• [DATA TO PROCESS]
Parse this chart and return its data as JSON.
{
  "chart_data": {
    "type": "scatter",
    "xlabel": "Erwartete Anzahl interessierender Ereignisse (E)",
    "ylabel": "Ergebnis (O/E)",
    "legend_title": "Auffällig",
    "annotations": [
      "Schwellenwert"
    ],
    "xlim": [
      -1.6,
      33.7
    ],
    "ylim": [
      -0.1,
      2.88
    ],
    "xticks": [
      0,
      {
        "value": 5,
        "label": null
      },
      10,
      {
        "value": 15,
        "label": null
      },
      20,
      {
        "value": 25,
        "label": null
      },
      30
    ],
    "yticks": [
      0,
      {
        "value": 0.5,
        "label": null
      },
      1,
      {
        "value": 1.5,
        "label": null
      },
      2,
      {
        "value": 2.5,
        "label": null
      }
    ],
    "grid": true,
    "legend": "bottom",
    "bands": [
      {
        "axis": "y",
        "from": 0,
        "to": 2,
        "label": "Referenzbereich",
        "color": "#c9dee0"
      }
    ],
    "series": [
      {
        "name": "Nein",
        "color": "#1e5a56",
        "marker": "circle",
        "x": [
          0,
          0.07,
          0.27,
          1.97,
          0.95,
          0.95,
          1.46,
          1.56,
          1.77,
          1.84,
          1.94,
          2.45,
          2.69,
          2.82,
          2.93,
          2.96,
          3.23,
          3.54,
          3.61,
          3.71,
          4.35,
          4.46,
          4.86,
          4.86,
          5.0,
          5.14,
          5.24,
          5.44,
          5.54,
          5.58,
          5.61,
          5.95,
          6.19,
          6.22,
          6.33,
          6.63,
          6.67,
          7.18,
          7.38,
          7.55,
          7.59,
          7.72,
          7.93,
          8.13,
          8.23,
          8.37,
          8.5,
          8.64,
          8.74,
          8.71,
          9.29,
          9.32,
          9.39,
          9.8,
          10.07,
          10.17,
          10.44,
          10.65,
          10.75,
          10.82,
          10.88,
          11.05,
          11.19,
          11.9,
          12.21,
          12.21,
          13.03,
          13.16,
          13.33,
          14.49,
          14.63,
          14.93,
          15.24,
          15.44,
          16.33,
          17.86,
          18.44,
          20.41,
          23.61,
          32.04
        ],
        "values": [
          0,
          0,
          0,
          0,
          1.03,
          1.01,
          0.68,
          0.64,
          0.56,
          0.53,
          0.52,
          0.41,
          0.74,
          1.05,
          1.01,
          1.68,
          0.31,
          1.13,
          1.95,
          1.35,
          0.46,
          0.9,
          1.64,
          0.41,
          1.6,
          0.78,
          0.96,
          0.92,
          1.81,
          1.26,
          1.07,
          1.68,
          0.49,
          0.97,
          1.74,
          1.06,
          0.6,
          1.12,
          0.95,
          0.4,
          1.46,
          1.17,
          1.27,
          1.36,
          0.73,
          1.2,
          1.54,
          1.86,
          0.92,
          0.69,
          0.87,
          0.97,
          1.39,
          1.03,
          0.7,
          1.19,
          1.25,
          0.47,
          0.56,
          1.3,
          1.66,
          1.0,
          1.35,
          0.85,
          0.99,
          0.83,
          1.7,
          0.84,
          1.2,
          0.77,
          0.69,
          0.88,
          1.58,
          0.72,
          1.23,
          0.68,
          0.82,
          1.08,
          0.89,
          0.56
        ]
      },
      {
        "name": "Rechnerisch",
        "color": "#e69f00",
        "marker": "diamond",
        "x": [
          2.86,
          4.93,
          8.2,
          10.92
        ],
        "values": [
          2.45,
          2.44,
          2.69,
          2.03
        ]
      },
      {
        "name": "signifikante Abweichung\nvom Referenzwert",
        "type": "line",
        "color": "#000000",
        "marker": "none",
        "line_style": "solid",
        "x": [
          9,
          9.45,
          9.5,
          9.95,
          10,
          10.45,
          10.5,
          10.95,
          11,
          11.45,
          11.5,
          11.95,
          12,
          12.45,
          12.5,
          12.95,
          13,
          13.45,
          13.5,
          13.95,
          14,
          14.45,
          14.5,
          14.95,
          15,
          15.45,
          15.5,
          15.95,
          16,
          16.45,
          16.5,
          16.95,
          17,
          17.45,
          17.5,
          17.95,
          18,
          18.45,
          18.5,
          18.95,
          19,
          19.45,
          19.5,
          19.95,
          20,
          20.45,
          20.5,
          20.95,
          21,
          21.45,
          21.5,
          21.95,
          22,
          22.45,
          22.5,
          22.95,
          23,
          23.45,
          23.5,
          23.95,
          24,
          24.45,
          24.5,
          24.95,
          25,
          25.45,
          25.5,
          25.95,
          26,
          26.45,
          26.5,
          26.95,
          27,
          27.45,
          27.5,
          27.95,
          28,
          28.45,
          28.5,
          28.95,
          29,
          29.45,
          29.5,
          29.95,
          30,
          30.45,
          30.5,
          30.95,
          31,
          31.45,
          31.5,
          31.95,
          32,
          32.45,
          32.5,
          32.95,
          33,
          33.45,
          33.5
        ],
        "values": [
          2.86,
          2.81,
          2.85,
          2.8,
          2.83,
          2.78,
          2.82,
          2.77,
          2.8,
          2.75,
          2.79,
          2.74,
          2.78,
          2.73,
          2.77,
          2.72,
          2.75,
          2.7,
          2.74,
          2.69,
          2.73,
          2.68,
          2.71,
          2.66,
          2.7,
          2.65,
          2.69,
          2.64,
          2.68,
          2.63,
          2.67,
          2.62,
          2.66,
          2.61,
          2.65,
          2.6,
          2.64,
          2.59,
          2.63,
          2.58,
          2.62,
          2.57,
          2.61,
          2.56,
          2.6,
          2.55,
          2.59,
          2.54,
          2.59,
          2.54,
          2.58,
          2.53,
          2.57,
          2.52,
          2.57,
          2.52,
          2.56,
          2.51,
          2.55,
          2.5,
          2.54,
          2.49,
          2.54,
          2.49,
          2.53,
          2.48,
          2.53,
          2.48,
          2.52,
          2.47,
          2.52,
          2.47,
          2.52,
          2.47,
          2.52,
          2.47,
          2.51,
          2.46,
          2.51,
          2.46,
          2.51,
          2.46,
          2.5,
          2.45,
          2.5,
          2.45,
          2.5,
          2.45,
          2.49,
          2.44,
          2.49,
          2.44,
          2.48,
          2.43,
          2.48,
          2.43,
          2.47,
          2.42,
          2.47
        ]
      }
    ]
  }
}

• [TASK DETAILS]
Copy every line of the records above that contains "marker".

• [FINAL RESULT]
        "marker": "circle",
        "marker": "diamond",
        "marker": "none",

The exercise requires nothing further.